__Set task__
Every entry that follows should be repeated exactly; drop the images.

__Records provided__

>>>>>

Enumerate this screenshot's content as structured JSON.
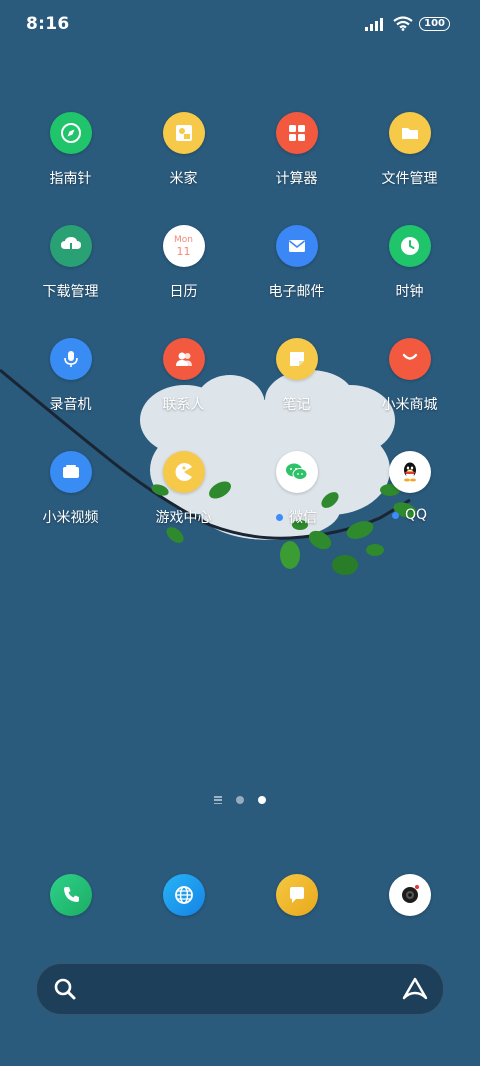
{
  "status": {
    "time": "8:16",
    "battery": "100"
  },
  "apps": [
    [
      {
        "label": "指南针",
        "icon": "compass-icon",
        "color": "#20c46b"
      },
      {
        "label": "米家",
        "icon": "mijia-icon",
        "color": "#f7c948"
      },
      {
        "label": "计算器",
        "icon": "calculator-icon",
        "color": "#f3593f"
      },
      {
        "label": "文件管理",
        "icon": "folder-icon",
        "color": "#f7c948"
      }
    ],
    [
      {
        "label": "下载管理",
        "icon": "download-cloud-icon",
        "color": "#2aa175"
      },
      {
        "label": "日历",
        "icon": "calendar-icon",
        "color": "#ffffff",
        "calendar_month": "Mon",
        "calendar_day": "11"
      },
      {
        "label": "电子邮件",
        "icon": "mail-icon",
        "color": "#3a87f5"
      },
      {
        "label": "时钟",
        "icon": "clock-icon",
        "color": "#20c46b"
      }
    ],
    [
      {
        "label": "录音机",
        "icon": "microphone-icon",
        "color": "#3a8cf5"
      },
      {
        "label": "联系人",
        "icon": "contacts-icon",
        "color": "#f3593f"
      },
      {
        "label": "笔记",
        "icon": "notes-icon",
        "color": "#f7c948"
      },
      {
        "label": "小米商城",
        "icon": "shop-icon",
        "color": "#f3593f"
      }
    ],
    [
      {
        "label": "小米视频",
        "icon": "video-icon",
        "color": "#3a8cf5"
      },
      {
        "label": "游戏中心",
        "icon": "game-icon",
        "color": "#f7c948"
      },
      {
        "label": "微信",
        "icon": "wechat-icon",
        "color": "#ffffff",
        "new_dot": true
      },
      {
        "label": "QQ",
        "icon": "qq-icon",
        "color": "#ffffff",
        "new_dot": true
      }
    ]
  ],
  "dock": [
    {
      "icon": "phone-icon",
      "color": "#22c173"
    },
    {
      "icon": "browser-icon",
      "color": "#1e9cf0"
    },
    {
      "icon": "messages-icon",
      "color": "#f0b92e"
    },
    {
      "icon": "camera-icon",
      "color": "#ffffff"
    }
  ],
  "pager": {
    "pages": 2,
    "active": 2
  }
}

<<<<<

__Final result__
Enumerate this screenshot's content as structured JSON.
{
  "status": {
    "time": "8:16",
    "battery": "100"
  },
  "apps": [
    [
      {
        "label": "指南针",
        "icon": "compass-icon",
        "color": "#20c46b"
      },
      {
        "label": "米家",
        "icon": "mijia-icon",
        "color": "#f7c948"
      },
      {
        "label": "计算器",
        "icon": "calculator-icon",
        "color": "#f3593f"
      },
      {
        "label": "文件管理",
        "icon": "folder-icon",
        "color": "#f7c948"
      }
    ],
    [
      {
        "label": "下载管理",
        "icon": "download-cloud-icon",
        "color": "#2aa175"
      },
      {
        "label": "日历",
        "icon": "calendar-icon",
        "color": "#ffffff",
        "calendar_month": "Mon",
        "calendar_day": "11"
      },
      {
        "label": "电子邮件",
        "icon": "mail-icon",
        "color": "#3a87f5"
      },
      {
        "label": "时钟",
        "icon": "clock-icon",
        "color": "#20c46b"
      }
    ],
    [
      {
        "label": "录音机",
        "icon": "microphone-icon",
        "color": "#3a8cf5"
      },
      {
        "label": "联系人",
        "icon": "contacts-icon",
        "color": "#f3593f"
      },
      {
        "label": "笔记",
        "icon": "notes-icon",
        "color": "#f7c948"
      },
      {
        "label": "小米商城",
        "icon": "shop-icon",
        "color": "#f3593f"
      }
    ],
    [
      {
        "label": "小米视频",
        "icon": "video-icon",
        "color": "#3a8cf5"
      },
      {
        "label": "游戏中心",
        "icon": "game-icon",
        "color": "#f7c948"
      },
      {
        "label": "微信",
        "icon": "wechat-icon",
        "color": "#ffffff",
        "new_dot": true
      },
      {
        "label": "QQ",
        "icon": "qq-icon",
        "color": "#ffffff",
        "new_dot": true
      }
    ]
  ],
  "dock": [
    {
      "icon": "phone-icon",
      "color": "#22c173"
    },
    {
      "icon": "browser-icon",
      "color": "#1e9cf0"
    },
    {
      "icon": "messages-icon",
      "color": "#f0b92e"
    },
    {
      "icon": "camera-icon",
      "color": "#ffffff"
    }
  ],
  "pager": {
    "pages": 2,
    "active": 2
  }
}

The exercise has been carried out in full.